__SHORT PROBLEM__.
Search the records for the word "JSON" and report each line that has it.

__INFORMATION SHOWN__.
===============
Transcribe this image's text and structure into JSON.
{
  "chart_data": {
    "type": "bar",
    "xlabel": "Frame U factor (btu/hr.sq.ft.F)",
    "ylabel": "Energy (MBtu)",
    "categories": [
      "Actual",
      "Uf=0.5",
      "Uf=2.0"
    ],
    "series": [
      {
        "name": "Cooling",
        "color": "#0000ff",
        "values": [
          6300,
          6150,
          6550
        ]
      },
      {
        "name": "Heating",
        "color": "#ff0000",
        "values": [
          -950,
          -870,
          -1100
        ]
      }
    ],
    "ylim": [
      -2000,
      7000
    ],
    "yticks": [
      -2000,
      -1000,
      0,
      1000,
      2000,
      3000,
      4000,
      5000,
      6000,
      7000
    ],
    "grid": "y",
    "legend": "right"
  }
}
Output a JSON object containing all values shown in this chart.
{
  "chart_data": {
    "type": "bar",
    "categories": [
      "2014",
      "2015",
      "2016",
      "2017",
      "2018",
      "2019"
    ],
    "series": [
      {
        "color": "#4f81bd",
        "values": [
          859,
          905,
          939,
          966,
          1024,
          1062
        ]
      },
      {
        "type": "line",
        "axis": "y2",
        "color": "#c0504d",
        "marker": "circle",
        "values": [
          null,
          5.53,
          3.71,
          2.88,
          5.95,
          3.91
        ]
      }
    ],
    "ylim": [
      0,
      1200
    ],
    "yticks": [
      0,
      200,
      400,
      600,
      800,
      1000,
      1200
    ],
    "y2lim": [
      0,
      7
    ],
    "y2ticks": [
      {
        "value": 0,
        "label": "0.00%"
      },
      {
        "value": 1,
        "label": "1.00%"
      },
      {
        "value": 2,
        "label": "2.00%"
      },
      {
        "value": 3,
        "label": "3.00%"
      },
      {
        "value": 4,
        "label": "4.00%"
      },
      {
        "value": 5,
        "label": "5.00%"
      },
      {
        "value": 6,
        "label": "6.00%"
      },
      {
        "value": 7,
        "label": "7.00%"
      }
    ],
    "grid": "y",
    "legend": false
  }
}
===============
__RESULT OF THIS EXERCISE__.
Transcribe this image's text and structure into JSON.
Output a JSON object containing all values shown in this chart.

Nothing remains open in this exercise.